● **WHAT YOU NEED TO DO**
Each entry needs to be repeated exactly, with nothing added or removed.

● **RECORD SET**
____________

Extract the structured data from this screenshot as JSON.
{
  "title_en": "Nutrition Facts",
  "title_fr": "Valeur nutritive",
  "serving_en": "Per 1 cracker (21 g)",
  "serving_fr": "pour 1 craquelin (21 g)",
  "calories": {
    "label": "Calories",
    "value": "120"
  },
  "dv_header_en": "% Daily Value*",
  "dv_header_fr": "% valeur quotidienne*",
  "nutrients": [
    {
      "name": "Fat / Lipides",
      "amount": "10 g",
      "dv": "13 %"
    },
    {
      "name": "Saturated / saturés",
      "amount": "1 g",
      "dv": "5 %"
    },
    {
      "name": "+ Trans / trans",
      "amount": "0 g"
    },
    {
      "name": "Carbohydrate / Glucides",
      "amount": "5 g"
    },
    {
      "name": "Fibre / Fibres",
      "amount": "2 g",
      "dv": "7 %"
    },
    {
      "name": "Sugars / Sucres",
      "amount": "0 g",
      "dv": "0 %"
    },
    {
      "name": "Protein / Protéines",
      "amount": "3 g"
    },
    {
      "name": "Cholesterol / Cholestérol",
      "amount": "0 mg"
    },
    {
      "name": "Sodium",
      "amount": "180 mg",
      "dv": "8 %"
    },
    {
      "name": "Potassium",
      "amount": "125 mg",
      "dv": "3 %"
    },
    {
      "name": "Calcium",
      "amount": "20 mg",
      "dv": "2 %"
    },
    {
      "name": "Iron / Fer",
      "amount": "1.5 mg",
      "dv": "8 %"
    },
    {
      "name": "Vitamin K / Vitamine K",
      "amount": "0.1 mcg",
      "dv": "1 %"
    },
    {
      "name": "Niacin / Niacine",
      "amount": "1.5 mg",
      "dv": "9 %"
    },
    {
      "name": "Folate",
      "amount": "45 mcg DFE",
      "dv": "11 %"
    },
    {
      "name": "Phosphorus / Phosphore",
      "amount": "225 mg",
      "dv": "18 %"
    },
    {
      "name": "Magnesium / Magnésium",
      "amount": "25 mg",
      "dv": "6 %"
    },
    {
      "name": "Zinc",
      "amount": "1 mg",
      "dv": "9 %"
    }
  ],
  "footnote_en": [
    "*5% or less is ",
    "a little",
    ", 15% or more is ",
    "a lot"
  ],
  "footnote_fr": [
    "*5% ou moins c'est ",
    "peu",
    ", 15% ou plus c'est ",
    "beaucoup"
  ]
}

____________

● **ANSWER TO THIS EXERCISE**
Extract the structured data from this screenshot as JSON.
{
  "title_en": "Nutrition Facts",
  "title_fr": "Valeur nutritive",
  "serving_en": "Per 1 cracker (21 g)",
  "serving_fr": "pour 1 craquelin (21 g)",
  "calories": {
    "label": "Calories",
    "value": "120"
  },
  "dv_header_en": "% Daily Value*",
  "dv_header_fr": "% valeur quotidienne*",
  "nutrients": [
    {
      "name": "Fat / Lipides",
      "amount": "10 g",
      "dv": "13 %"
    },
    {
      "name": "Saturated / saturés",
      "amount": "1 g",
      "dv": "5 %"
    },
    {
      "name": "+ Trans / trans",
      "amount": "0 g"
    },
    {
      "name": "Carbohydrate / Glucides",
      "amount": "5 g"
    },
    {
      "name": "Fibre / Fibres",
      "amount": "2 g",
      "dv": "7 %"
    },
    {
      "name": "Sugars / Sucres",
      "amount": "0 g",
      "dv": "0 %"
    },
    {
      "name": "Protein / Protéines",
      "amount": "3 g"
    },
    {
      "name": "Cholesterol / Cholestérol",
      "amount": "0 mg"
    },
    {
      "name": "Sodium",
      "amount": "180 mg",
      "dv": "8 %"
    },
    {
      "name": "Potassium",
      "amount": "125 mg",
      "dv": "3 %"
    },
    {
      "name": "Calcium",
      "amount": "20 mg",
      "dv": "2 %"
    },
    {
      "name": "Iron / Fer",
      "amount": "1.5 mg",
      "dv": "8 %"
    },
    {
      "name": "Vitamin K / Vitamine K",
      "amount": "0.1 mcg",
      "dv": "1 %"
    },
    {
      "name": "Niacin / Niacine",
      "amount": "1.5 mg",
      "dv": "9 %"
    },
    {
      "name": "Folate",
      "amount": "45 mcg DFE",
      "dv": "11 %"
    },
    {
      "name": "Phosphorus / Phosphore",
      "amount": "225 mg",
      "dv": "18 %"
    },
    {
      "name": "Magnesium / Magnésium",
      "amount": "25 mg",
      "dv": "6 %"
    },
    {
      "name": "Zinc",
      "amount": "1 mg",
      "dv": "9 %"
    }
  ],
  "footnote_en": [
    "*5% or less is ",
    "a little",
    ", 15% or more is ",
    "a lot"
  ],
  "footnote_fr": [
    "*5% ou moins c'est ",
    "peu",
    ", 15% ou plus c'est ",
    "beaucoup"
  ]
}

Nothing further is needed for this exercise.